What to do:
Write out the whole listing word for word.
## BEGIN Data for this exercise
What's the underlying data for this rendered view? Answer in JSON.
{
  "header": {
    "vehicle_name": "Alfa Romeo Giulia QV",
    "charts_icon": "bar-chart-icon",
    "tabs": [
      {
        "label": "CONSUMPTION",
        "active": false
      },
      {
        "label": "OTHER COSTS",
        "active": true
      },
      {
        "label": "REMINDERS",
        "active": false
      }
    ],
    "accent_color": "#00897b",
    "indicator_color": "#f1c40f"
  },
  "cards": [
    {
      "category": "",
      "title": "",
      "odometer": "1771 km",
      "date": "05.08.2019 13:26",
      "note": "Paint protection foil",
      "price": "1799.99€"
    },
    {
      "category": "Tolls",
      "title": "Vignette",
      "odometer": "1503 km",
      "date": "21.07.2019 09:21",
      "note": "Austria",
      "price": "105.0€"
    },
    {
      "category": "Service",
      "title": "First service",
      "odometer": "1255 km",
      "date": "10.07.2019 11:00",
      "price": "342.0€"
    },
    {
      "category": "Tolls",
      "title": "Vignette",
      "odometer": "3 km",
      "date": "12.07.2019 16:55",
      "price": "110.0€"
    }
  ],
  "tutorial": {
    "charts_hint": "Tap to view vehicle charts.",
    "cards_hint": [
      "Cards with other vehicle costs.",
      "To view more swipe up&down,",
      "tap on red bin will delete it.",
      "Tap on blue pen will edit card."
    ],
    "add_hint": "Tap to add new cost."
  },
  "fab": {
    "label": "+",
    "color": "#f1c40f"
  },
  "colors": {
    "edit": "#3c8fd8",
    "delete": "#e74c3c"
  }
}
## END Data for this exercise
Response to the exercise:
What's the underlying data for this rendered view? Answer in JSON.
{
  "header": {
    "vehicle_name": "Alfa Romeo Giulia QV",
    "charts_icon": "bar-chart-icon",
    "tabs": [
      {
        "label": "CONSUMPTION",
        "active": false
      },
      {
        "label": "OTHER COSTS",
        "active": true
      },
      {
        "label": "REMINDERS",
        "active": false
      }
    ],
    "accent_color": "#00897b",
    "indicator_color": "#f1c40f"
  },
  "cards": [
    {
      "category": "",
      "title": "",
      "odometer": "1771 km",
      "date": "05.08.2019 13:26",
      "note": "Paint protection foil",
      "price": "1799.99€"
    },
    {
      "category": "Tolls",
      "title": "Vignette",
      "odometer": "1503 km",
      "date": "21.07.2019 09:21",
      "note": "Austria",
      "price": "105.0€"
    },
    {
      "category": "Service",
      "title": "First service",
      "odometer": "1255 km",
      "date": "10.07.2019 11:00",
      "price": "342.0€"
    },
    {
      "category": "Tolls",
      "title": "Vignette",
      "odometer": "3 km",
      "date": "12.07.2019 16:55",
      "price": "110.0€"
    }
  ],
  "tutorial": {
    "charts_hint": "Tap to view vehicle charts.",
    "cards_hint": [
      "Cards with other vehicle costs.",
      "To view more swipe up&down,",
      "tap on red bin will delete it.",
      "Tap on blue pen will edit card."
    ],
    "add_hint": "Tap to add new cost."
  },
  "fab": {
    "label": "+",
    "color": "#f1c40f"
  },
  "colors": {
    "edit": "#3c8fd8",
    "delete": "#e74c3c"
  }
}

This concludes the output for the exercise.